↓↓↓

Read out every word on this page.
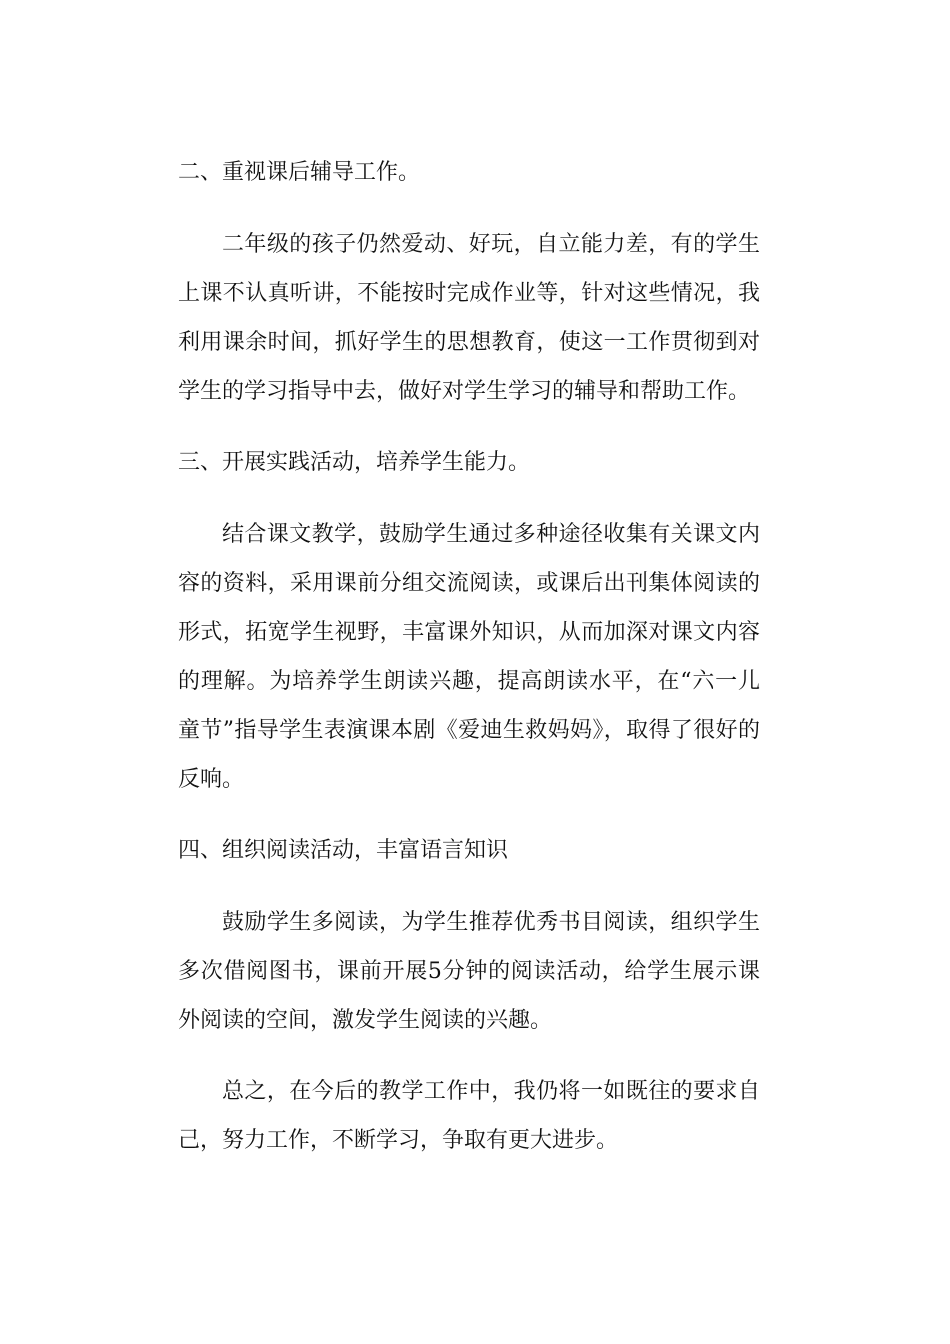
二、重视课后辅导工作。
二年级的孩子仍然爱动、好玩，自立能力差，有的学生上课不认真听讲，不能按时完成作业等，针对这些情况，我利用课余时间，抓好学生的思想教育，使这一工作贯彻到对学生的学习指导中去，做好对学生学习的辅导和帮助工作。
三、开展实践活动，培养学生能力。
结合课文教学，鼓励学生通过多种途径收集有关课文内容的资料，采用课前分组交流阅读，或课后出刊集体阅读的形式，拓宽学生视野，丰富课外知识，从而加深对课文内容的理解。为培养学生朗读兴趣，提高朗读水平，在“六一儿童节”指导学生表演课本剧《爱迪生救妈妈》，取得了很好的反响。
四、组织阅读活动，丰富语言知识
鼓励学生多阅读，为学生推荐优秀书目阅读，组织学生多次借阅图书，课前开展5分钟的阅读活动，给学生展示课外阅读的空间，激发学生阅读的兴趣。
总之，在今后的教学工作中，我仍将一如既往的要求自己，努力工作，不断学习，争取有更大进步。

↑↑↑

**To be done**
Repeat the preceding records precisely, and leave every picture out of the copy.

**Exercise result**
Read out every word on this page.
二、重视课后辅导工作。
二年级的孩子仍然爱动、好玩，自立能力差，有的学生上课不认真听讲，不能按时完成作业等，针对这些情况，我利用课余时间，抓好学生的思想教育，使这一工作贯彻到对学生的学习指导中去，做好对学生学习的辅导和帮助工作。
三、开展实践活动，培养学生能力。
结合课文教学，鼓励学生通过多种途径收集有关课文内容的资料，采用课前分组交流阅读，或课后出刊集体阅读的形式，拓宽学生视野，丰富课外知识，从而加深对课文内容的理解。为培养学生朗读兴趣，提高朗读水平，在“六一儿童节”指导学生表演课本剧《爱迪生救妈妈》，取得了很好的反响。
四、组织阅读活动，丰富语言知识
鼓励学生多阅读，为学生推荐优秀书目阅读，组织学生多次借阅图书，课前开展5分钟的阅读活动，给学生展示课外阅读的空间，激发学生阅读的兴趣。
总之，在今后的教学工作中，我仍将一如既往的要求自己，努力工作，不断学习，争取有更大进步。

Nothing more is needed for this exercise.